**Task input**:
# # # # # # #
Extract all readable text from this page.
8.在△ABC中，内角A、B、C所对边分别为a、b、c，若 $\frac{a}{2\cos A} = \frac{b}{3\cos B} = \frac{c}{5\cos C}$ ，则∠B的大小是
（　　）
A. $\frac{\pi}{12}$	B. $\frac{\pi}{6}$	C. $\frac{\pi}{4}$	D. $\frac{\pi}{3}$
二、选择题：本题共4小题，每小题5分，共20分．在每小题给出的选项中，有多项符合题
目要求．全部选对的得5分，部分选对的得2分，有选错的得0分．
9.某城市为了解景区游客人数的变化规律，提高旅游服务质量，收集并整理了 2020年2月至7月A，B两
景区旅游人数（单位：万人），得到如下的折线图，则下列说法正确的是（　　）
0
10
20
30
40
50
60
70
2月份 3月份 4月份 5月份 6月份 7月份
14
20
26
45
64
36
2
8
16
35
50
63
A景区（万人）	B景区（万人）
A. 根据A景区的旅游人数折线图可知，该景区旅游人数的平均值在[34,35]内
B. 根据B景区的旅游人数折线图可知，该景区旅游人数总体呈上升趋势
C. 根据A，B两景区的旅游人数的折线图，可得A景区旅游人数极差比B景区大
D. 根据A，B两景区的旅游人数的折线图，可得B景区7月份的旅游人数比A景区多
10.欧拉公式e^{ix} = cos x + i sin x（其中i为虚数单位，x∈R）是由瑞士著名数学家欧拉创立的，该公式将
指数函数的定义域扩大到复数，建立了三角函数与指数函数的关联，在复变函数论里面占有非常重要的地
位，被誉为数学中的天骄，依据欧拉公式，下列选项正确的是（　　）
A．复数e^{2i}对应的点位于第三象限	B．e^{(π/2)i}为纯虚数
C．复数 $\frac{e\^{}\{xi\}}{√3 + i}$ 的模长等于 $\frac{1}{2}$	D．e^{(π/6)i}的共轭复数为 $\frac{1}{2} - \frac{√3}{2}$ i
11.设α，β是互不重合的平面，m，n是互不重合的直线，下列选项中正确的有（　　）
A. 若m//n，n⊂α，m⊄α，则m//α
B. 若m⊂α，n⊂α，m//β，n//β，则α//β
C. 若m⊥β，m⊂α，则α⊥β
# # # # # # #
**Work to do**: Write out the entries above word for word.

**Exercise response**:
Extract all readable text from this page.
8.在△ABC中，内角A、B、C所对边分别为a、b、c，若 $\frac{a}{2\cos A} = \frac{b}{3\cos B} = \frac{c}{5\cos C}$ ，则∠B的大小是
（　　）
A. $\frac{\pi}{12}$	B. $\frac{\pi}{6}$	C. $\frac{\pi}{4}$	D. $\frac{\pi}{3}$
二、选择题：本题共4小题，每小题5分，共20分．在每小题给出的选项中，有多项符合题
目要求．全部选对的得5分，部分选对的得2分，有选错的得0分．
9.某城市为了解景区游客人数的变化规律，提高旅游服务质量，收集并整理了 2020年2月至7月A，B两
景区旅游人数（单位：万人），得到如下的折线图，则下列说法正确的是（　　）
0
10
20
30
40
50
60
70
2月份 3月份 4月份 5月份 6月份 7月份
14
20
26
45
64
36
2
8
16
35
50
63
A景区（万人）	B景区（万人）
A. 根据A景区的旅游人数折线图可知，该景区旅游人数的平均值在[34,35]内
B. 根据B景区的旅游人数折线图可知，该景区旅游人数总体呈上升趋势
C. 根据A，B两景区的旅游人数的折线图，可得A景区旅游人数极差比B景区大
D. 根据A，B两景区的旅游人数的折线图，可得B景区7月份的旅游人数比A景区多
10.欧拉公式e^{ix} = cos x + i sin x（其中i为虚数单位，x∈R）是由瑞士著名数学家欧拉创立的，该公式将
指数函数的定义域扩大到复数，建立了三角函数与指数函数的关联，在复变函数论里面占有非常重要的地
位，被誉为数学中的天骄，依据欧拉公式，下列选项正确的是（　　）
A．复数e^{2i}对应的点位于第三象限	B．e^{(π/2)i}为纯虚数
C．复数 $\frac{e\^{}\{xi\}}{√3 + i}$ 的模长等于 $\frac{1}{2}$	D．e^{(π/6)i}的共轭复数为 $\frac{1}{2} - \frac{√3}{2}$ i
11.设α，β是互不重合的平面，m，n是互不重合的直线，下列选项中正确的有（　　）
A. 若m//n，n⊂α，m⊄α，则m//α
B. 若m⊂α，n⊂α，m//β，n//β，则α//β
C. 若m⊥β，m⊂α，则α⊥β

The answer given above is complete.